= REQUIRED WORK =
Output nothing but the number of lines that include the word "远鉴字幕组".

Collected data entries
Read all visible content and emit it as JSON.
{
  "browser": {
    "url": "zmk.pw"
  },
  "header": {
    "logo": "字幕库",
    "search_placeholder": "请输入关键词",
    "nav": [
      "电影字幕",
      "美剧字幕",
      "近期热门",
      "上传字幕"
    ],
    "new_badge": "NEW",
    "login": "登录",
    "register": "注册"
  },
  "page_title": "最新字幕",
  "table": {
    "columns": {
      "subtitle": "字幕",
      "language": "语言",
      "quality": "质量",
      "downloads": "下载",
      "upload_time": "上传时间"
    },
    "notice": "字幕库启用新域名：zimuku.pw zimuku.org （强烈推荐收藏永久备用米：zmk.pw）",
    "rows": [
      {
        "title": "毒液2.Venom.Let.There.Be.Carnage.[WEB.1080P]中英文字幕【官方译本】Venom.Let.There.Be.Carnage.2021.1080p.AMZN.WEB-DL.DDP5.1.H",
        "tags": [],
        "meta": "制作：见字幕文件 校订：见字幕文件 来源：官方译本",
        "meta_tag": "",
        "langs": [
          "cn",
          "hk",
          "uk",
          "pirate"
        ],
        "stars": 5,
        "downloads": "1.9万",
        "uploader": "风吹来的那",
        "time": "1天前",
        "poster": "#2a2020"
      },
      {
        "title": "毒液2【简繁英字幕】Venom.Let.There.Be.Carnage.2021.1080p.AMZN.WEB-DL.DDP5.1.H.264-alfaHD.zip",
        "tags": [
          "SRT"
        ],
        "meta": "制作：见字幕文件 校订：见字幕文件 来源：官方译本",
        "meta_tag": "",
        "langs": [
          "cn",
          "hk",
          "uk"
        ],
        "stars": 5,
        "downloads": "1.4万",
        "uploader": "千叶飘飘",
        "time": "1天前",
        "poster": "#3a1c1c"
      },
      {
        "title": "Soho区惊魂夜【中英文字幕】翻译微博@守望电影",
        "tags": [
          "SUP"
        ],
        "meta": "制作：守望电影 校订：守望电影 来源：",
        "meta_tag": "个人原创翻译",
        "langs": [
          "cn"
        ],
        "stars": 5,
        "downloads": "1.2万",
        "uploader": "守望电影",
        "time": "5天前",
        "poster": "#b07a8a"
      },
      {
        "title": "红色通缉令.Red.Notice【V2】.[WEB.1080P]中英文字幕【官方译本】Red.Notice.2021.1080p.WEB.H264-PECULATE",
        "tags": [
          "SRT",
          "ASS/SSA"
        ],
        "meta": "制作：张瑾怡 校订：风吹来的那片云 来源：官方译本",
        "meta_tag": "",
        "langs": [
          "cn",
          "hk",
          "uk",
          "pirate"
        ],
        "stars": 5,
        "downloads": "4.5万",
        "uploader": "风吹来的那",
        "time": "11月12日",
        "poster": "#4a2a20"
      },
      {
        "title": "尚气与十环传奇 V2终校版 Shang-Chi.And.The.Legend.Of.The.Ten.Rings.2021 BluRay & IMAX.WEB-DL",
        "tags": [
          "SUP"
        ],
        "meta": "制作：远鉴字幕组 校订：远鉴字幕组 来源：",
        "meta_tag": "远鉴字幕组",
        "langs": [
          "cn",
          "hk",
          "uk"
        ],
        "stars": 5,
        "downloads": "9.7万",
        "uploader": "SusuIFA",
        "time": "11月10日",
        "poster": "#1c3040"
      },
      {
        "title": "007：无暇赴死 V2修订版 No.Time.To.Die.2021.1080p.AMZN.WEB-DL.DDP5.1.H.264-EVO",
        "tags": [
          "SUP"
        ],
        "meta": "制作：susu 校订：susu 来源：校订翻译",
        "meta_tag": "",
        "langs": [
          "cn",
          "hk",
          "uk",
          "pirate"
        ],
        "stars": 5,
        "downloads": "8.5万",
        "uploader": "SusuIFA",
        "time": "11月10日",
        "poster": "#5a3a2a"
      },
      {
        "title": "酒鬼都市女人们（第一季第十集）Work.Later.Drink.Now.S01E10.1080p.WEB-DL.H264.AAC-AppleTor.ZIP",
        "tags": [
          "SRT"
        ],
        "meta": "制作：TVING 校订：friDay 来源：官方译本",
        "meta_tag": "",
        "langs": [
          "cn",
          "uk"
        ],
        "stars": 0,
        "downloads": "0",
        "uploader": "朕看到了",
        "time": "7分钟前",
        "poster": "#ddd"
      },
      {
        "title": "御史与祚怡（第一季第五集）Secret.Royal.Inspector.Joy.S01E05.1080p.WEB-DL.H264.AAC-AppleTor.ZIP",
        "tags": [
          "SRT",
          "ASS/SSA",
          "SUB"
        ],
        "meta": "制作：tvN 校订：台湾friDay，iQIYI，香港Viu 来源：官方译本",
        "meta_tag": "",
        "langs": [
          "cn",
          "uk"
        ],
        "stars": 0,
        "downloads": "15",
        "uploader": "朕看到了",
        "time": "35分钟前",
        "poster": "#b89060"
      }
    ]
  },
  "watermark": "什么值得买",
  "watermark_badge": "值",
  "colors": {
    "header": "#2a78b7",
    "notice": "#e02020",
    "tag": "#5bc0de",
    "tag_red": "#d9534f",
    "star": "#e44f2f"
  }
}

= EXERCISE SOLUTION =
2